━━━ Records for the task ━━━
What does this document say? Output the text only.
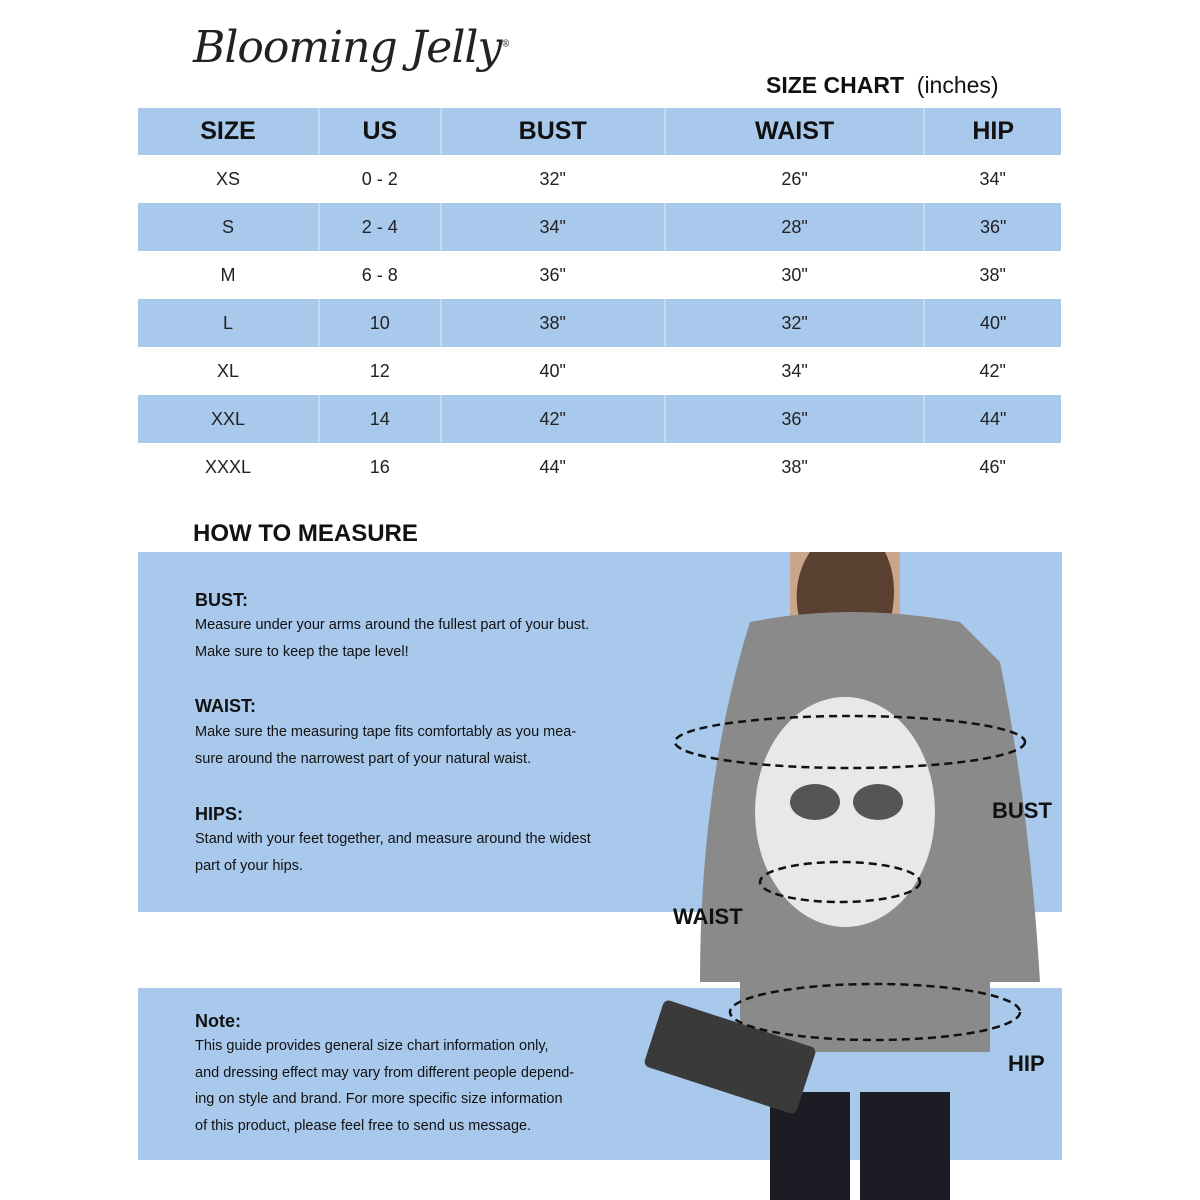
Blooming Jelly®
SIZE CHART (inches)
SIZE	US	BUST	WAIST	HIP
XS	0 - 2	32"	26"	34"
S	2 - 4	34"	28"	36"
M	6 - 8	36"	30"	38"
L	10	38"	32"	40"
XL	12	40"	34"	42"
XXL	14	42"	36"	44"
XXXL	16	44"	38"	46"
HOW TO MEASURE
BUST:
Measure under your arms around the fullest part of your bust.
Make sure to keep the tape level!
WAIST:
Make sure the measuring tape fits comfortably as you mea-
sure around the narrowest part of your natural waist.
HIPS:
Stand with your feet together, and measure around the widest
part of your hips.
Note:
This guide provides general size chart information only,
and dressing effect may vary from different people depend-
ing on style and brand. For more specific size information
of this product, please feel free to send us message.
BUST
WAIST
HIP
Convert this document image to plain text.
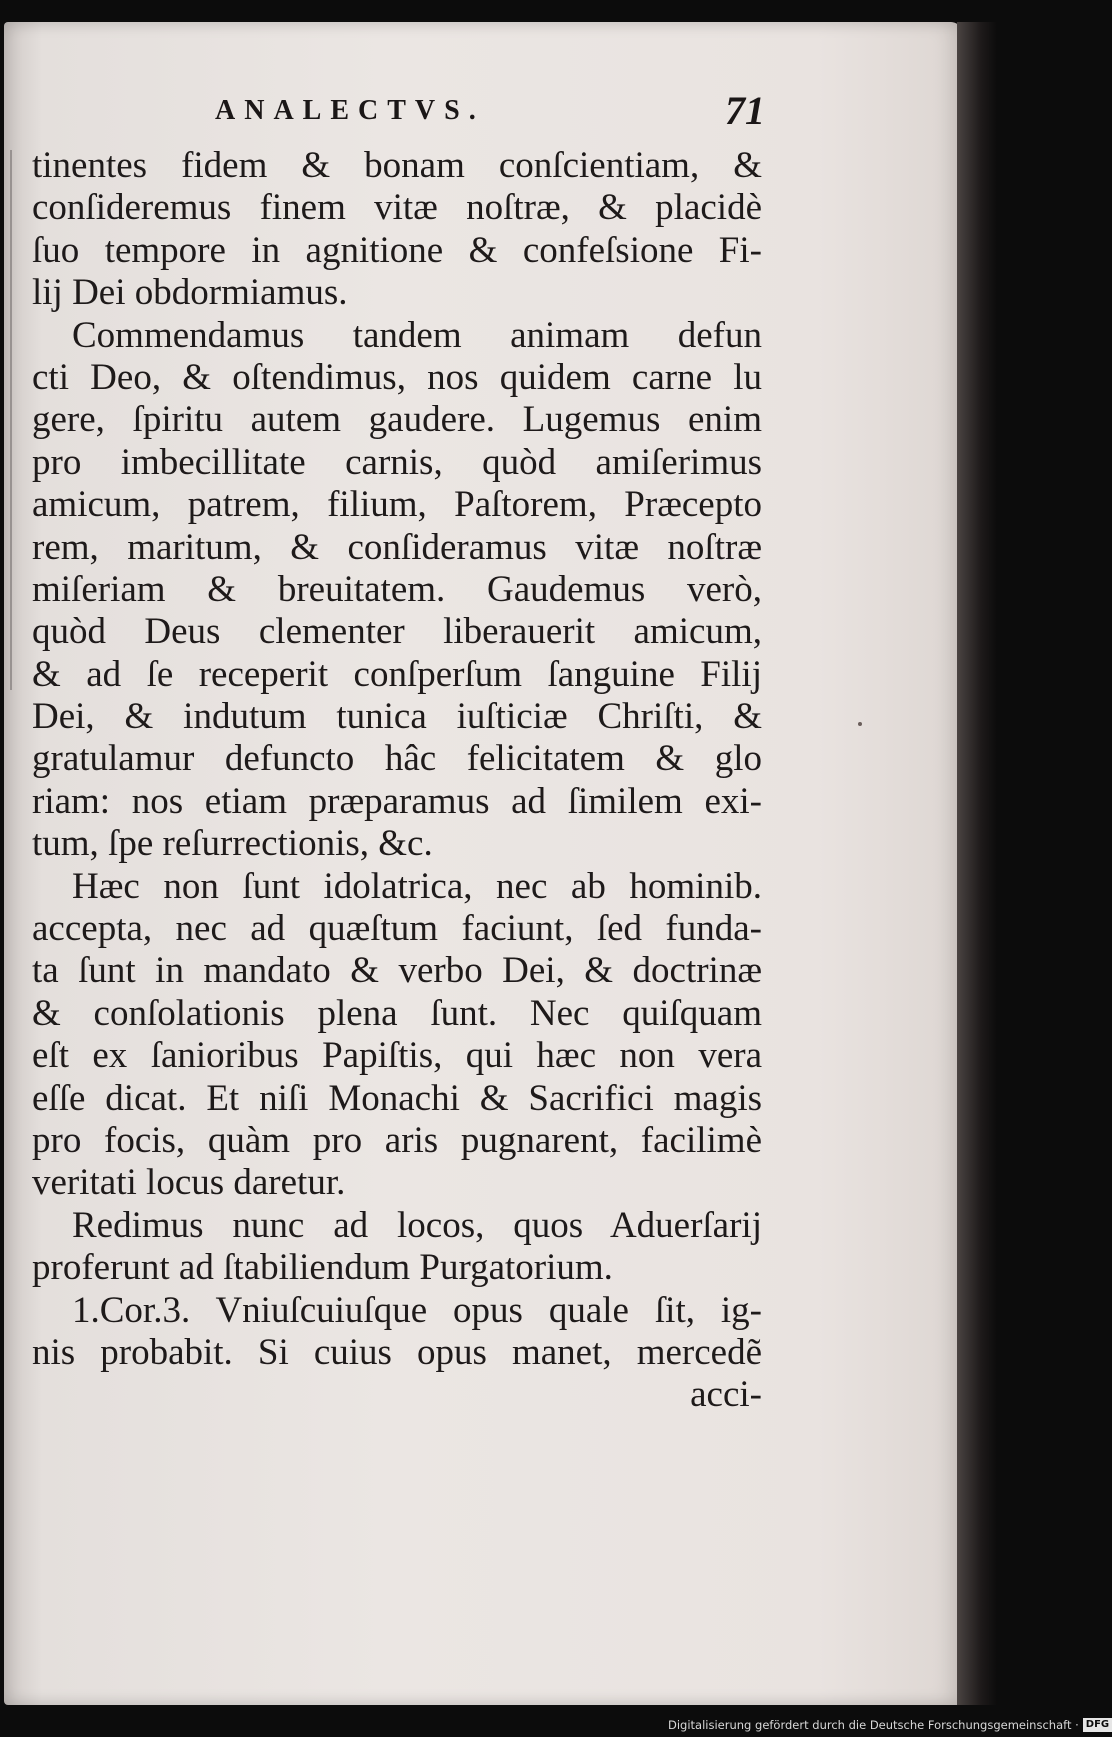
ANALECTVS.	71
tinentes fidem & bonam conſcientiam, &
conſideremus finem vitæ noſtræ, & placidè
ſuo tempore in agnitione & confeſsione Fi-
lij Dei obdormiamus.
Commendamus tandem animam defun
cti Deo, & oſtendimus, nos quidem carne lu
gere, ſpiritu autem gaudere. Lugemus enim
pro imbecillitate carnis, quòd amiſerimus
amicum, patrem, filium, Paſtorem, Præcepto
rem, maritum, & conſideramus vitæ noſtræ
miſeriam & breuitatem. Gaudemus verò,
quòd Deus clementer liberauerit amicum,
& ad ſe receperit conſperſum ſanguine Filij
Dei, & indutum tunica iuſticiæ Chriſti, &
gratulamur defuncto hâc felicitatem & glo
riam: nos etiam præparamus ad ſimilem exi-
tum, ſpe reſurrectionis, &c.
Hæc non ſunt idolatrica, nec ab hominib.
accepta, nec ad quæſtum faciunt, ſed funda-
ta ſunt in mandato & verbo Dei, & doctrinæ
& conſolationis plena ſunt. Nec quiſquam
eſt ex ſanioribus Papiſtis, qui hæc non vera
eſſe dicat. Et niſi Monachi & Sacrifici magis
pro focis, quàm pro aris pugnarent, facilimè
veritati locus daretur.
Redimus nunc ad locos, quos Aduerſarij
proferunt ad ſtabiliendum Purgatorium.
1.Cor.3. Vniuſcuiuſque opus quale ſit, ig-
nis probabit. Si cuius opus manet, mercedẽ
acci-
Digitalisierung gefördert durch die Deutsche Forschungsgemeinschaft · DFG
━━━
Objective
From the listing above, find the number of lines with the word "noſtræ" in them. Answer with the number only.

Solution to this problem
2